#### [Raw data]
%%

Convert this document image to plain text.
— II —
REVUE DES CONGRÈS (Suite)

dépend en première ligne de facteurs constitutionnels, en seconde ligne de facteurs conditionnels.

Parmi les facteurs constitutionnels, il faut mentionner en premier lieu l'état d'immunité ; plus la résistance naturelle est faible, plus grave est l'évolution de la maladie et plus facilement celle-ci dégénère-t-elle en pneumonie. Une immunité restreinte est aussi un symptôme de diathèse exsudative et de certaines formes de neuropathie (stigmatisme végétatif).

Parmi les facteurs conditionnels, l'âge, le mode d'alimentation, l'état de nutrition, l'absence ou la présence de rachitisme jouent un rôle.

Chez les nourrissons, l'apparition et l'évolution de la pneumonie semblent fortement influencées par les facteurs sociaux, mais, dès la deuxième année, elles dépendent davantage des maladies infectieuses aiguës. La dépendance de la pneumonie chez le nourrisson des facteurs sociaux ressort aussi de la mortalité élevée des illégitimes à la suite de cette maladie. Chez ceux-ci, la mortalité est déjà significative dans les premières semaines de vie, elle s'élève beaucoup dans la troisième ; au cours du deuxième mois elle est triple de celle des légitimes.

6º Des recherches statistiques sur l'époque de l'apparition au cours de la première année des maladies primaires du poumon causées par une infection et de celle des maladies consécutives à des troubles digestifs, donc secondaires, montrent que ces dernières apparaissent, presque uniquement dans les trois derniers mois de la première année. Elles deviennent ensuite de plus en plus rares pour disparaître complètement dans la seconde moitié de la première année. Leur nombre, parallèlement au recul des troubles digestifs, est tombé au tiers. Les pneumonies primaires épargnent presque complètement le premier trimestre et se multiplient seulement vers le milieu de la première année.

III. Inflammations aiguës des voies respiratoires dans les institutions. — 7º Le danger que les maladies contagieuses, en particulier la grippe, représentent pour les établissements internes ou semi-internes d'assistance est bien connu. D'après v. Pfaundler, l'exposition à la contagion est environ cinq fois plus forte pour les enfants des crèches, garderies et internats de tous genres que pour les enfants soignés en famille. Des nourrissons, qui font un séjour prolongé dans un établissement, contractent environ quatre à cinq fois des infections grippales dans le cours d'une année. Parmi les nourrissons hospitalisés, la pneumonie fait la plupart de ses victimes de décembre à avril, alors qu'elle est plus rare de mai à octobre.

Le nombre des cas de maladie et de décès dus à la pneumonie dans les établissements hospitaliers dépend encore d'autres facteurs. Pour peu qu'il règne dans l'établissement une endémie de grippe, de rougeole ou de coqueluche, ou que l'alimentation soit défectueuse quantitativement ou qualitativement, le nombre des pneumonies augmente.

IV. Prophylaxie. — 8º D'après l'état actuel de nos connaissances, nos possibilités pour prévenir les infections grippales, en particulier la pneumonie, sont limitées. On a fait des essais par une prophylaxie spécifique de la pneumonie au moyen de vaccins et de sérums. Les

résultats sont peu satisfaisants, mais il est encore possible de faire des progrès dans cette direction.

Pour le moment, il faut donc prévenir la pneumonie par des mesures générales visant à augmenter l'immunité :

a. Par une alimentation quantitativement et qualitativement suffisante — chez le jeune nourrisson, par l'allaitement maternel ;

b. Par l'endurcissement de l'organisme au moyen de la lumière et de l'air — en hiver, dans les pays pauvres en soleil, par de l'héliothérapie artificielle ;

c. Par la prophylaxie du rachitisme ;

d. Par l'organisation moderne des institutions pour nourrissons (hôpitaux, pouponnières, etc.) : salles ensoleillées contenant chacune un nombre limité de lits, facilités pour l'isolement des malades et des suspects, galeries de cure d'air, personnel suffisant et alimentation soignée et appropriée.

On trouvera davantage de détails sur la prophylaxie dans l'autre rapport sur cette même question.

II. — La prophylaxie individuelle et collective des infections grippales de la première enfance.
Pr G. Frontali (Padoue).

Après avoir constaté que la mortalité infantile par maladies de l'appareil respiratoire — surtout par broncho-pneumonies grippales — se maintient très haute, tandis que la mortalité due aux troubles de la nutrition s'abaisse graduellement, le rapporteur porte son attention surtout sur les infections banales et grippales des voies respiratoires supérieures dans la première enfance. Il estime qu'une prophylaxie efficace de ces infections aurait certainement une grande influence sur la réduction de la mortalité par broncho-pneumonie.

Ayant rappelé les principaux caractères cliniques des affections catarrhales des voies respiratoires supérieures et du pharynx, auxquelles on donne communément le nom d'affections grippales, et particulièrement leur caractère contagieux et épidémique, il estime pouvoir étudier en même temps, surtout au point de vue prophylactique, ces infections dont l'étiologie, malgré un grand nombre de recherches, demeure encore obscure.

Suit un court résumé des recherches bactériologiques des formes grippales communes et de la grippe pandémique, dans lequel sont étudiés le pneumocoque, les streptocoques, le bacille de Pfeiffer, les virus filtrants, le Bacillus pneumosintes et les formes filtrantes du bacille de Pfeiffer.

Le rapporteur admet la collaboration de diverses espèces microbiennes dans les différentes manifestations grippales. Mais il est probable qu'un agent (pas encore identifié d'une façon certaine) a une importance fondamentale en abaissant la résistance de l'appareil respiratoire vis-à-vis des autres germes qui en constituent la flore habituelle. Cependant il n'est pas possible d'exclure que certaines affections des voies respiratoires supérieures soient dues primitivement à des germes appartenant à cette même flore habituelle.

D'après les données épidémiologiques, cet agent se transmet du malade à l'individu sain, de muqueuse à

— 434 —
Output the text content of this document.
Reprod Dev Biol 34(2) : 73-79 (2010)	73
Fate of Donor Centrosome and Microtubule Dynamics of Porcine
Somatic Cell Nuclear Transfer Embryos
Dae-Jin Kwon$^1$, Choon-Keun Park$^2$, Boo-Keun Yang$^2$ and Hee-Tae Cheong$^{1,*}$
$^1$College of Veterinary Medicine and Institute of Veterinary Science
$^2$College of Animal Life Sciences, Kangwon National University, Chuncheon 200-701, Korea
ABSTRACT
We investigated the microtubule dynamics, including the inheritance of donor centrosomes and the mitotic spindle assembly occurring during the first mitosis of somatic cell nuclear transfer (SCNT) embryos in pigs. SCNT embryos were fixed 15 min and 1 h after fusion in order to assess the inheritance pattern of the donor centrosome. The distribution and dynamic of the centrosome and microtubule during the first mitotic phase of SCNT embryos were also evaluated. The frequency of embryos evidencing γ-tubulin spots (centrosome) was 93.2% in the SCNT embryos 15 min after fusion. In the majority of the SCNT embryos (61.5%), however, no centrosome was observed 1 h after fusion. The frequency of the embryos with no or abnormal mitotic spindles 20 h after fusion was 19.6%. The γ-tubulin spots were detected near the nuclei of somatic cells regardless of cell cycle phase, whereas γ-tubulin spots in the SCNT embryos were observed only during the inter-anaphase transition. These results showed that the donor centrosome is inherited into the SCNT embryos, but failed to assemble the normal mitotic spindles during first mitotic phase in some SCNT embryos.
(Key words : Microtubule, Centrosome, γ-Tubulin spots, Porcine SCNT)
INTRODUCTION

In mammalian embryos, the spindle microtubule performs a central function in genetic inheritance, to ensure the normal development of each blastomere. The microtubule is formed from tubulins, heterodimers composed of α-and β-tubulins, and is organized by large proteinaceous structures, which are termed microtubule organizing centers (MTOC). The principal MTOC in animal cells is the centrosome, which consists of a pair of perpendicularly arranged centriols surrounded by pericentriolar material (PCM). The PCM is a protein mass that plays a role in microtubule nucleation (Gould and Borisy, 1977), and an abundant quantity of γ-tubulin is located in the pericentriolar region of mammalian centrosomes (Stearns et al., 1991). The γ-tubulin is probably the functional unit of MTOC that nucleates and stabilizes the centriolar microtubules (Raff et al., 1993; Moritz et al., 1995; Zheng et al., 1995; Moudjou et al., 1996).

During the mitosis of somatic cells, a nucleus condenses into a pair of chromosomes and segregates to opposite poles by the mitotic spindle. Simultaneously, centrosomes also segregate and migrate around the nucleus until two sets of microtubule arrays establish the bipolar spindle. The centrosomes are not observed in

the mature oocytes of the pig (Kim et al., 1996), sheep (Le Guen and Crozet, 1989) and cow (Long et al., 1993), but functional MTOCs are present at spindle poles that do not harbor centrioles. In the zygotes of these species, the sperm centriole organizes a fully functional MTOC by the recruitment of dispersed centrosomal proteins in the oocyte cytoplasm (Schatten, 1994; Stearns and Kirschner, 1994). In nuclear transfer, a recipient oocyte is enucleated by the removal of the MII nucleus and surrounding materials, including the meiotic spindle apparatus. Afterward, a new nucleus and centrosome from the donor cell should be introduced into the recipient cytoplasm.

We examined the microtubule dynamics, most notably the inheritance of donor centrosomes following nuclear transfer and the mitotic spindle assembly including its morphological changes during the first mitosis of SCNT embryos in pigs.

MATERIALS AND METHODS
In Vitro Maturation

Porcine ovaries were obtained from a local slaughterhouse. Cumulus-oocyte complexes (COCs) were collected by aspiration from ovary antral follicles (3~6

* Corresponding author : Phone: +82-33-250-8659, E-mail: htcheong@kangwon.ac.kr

%%

#### [Task goal]
Copy out, from the data above, each line where the string "conditionnels" is present.

#### [Response area]
dépend en première ligne de facteurs constitutionnels, en seconde ligne de facteurs conditionnels.
Parmi les facteurs conditionnels, l'âge, le mode d'alimentation, l'état de nutrition, l'absence ou la présence de rachitisme jouent un rôle.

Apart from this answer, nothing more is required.